* **DO THIS**
Only the lines from the one containing "Decode this image" through the final line of the material below should be output, exactly as they stand.

------------

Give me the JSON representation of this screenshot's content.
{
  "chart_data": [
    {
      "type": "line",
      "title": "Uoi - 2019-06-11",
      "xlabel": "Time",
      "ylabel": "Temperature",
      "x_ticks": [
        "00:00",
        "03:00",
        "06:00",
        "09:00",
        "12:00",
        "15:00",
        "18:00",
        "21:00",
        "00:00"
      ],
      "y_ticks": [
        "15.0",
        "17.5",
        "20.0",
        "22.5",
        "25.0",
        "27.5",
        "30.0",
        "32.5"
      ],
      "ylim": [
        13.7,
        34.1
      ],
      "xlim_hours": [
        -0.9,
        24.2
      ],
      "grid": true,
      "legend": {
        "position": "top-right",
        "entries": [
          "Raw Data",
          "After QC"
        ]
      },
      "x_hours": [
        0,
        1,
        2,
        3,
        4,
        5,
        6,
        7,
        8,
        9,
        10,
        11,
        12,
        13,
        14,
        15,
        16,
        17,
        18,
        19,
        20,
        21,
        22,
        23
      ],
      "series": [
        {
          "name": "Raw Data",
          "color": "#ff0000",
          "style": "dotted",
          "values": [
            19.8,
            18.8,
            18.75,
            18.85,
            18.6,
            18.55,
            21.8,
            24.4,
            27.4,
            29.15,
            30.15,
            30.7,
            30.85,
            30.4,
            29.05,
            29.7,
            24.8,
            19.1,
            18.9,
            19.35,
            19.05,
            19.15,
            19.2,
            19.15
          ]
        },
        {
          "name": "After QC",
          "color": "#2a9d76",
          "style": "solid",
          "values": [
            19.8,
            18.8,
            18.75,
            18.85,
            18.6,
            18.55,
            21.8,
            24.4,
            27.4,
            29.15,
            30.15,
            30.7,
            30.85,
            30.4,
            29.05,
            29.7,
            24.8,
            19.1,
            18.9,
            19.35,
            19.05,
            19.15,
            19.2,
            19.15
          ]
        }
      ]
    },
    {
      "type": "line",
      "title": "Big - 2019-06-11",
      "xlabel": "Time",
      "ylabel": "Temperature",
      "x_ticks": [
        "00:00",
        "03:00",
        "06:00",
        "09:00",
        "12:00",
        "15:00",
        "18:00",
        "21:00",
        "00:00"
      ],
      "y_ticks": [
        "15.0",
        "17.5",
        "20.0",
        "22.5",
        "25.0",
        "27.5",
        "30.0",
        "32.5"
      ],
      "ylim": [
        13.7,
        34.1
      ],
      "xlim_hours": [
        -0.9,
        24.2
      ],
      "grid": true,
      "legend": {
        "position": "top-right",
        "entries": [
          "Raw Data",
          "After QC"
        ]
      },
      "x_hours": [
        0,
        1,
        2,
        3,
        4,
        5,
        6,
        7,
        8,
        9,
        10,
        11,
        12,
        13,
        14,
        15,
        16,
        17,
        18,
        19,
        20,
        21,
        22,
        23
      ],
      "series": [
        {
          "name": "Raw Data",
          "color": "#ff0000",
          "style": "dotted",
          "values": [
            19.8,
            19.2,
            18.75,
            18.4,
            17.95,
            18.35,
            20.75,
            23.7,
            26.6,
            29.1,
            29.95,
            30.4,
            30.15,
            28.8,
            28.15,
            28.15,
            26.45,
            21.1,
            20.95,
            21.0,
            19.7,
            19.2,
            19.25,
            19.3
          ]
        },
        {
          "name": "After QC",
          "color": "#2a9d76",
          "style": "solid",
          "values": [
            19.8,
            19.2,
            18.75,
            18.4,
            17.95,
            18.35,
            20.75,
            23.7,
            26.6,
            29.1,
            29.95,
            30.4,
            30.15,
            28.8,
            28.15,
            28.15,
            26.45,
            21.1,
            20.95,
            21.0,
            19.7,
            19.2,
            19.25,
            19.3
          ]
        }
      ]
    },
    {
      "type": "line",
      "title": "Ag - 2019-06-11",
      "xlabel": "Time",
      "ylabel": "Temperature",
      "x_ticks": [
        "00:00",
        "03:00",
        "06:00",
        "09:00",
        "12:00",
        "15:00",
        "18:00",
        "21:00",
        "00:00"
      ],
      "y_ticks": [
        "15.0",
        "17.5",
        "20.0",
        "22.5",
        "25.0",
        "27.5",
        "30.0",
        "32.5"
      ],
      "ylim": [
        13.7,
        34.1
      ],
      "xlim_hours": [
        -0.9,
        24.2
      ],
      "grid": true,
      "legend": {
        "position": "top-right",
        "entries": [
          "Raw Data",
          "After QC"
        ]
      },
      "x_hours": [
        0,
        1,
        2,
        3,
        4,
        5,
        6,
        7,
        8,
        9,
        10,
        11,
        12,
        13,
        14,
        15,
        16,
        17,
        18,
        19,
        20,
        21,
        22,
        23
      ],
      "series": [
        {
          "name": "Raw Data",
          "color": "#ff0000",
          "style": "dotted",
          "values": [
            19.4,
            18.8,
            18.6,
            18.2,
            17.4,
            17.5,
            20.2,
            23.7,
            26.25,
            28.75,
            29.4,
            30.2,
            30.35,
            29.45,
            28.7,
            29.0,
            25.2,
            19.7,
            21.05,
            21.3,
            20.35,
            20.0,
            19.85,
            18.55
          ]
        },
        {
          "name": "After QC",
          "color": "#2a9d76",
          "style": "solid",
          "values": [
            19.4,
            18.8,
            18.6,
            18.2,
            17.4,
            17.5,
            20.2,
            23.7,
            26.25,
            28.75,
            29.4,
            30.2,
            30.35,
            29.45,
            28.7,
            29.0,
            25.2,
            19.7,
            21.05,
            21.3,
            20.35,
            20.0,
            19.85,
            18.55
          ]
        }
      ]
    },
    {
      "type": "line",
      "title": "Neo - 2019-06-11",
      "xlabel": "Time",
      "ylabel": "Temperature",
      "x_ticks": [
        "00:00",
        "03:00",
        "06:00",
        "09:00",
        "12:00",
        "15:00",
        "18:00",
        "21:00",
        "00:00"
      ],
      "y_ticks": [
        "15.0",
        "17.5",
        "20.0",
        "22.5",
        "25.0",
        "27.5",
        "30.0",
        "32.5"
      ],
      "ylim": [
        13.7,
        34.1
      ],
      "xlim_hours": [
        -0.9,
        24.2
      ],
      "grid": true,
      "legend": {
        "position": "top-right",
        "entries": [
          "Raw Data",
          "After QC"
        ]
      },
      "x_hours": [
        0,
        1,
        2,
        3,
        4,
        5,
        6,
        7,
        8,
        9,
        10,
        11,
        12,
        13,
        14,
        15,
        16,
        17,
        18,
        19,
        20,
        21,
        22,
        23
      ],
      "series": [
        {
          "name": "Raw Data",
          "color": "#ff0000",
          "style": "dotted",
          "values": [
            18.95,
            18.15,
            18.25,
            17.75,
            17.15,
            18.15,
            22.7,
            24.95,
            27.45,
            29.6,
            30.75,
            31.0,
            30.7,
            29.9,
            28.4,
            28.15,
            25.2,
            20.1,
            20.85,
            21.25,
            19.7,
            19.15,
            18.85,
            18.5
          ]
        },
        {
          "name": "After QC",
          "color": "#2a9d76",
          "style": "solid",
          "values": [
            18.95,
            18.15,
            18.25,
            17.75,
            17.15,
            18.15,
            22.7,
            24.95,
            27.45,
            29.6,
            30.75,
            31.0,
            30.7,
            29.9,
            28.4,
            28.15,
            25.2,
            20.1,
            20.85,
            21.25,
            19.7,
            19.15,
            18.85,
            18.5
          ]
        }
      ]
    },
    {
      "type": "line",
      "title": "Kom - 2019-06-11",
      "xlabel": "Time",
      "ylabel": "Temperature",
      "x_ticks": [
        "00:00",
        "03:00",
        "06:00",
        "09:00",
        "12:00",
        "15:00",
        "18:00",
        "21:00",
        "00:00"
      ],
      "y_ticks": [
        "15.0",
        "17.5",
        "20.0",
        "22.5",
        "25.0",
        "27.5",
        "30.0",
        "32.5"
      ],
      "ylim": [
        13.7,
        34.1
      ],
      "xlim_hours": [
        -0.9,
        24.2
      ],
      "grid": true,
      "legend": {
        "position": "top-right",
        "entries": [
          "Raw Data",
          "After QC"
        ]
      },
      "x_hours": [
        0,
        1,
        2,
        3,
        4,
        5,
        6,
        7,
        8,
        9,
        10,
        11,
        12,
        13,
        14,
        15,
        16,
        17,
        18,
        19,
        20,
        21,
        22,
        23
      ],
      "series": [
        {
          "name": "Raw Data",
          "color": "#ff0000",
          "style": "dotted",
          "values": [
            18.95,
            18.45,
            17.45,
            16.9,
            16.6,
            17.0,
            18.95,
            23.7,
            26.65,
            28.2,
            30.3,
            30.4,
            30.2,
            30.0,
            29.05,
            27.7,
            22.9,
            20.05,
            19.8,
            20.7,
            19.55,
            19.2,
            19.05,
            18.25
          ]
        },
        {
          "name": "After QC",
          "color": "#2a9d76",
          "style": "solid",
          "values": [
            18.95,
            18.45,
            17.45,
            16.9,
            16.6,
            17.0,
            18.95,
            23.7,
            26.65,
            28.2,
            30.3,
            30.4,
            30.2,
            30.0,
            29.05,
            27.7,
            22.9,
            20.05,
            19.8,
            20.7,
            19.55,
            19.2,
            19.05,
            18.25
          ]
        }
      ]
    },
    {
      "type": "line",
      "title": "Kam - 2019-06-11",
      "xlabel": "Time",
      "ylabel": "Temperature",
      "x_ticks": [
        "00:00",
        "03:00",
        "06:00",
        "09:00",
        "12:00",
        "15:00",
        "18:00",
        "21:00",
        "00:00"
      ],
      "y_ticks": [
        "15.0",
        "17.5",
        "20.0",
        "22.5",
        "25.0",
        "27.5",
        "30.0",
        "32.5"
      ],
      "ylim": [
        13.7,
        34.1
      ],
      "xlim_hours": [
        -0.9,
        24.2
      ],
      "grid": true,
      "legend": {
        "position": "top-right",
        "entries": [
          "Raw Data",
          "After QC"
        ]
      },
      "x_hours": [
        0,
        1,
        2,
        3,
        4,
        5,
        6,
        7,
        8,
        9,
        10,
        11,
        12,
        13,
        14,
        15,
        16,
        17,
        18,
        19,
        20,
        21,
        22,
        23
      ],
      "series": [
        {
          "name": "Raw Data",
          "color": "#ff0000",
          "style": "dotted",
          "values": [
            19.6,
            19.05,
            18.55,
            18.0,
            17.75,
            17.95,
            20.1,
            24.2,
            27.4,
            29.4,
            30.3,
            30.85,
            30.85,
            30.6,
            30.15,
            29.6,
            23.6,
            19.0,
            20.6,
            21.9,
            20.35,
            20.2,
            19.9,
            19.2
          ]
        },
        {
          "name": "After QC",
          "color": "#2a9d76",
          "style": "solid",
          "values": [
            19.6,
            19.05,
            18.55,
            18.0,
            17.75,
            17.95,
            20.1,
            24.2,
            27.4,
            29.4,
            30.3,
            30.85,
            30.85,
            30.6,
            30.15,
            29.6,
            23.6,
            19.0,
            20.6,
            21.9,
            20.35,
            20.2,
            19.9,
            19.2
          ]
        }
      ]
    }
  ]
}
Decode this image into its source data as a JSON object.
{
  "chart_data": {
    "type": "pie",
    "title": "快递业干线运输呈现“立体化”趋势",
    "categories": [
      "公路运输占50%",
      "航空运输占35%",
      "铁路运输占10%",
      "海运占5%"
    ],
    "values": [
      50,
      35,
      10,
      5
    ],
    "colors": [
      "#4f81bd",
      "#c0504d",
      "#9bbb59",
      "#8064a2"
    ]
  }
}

------------

* **ANSWER TO THE TASK**
Decode this image into its source data as a JSON object.
{
  "chart_data": {
    "type": "pie",
    "title": "快递业干线运输呈现“立体化”趋势",
    "categories": [
      "公路运输占50%",
      "航空运输占35%",
      "铁路运输占10%",
      "海运占5%"
    ],
    "values": [
      50,
      35,
      10,
      5
    ],
    "colors": [
      "#4f81bd",
      "#c0504d",
      "#9bbb59",
      "#8064a2"
    ]
  }
}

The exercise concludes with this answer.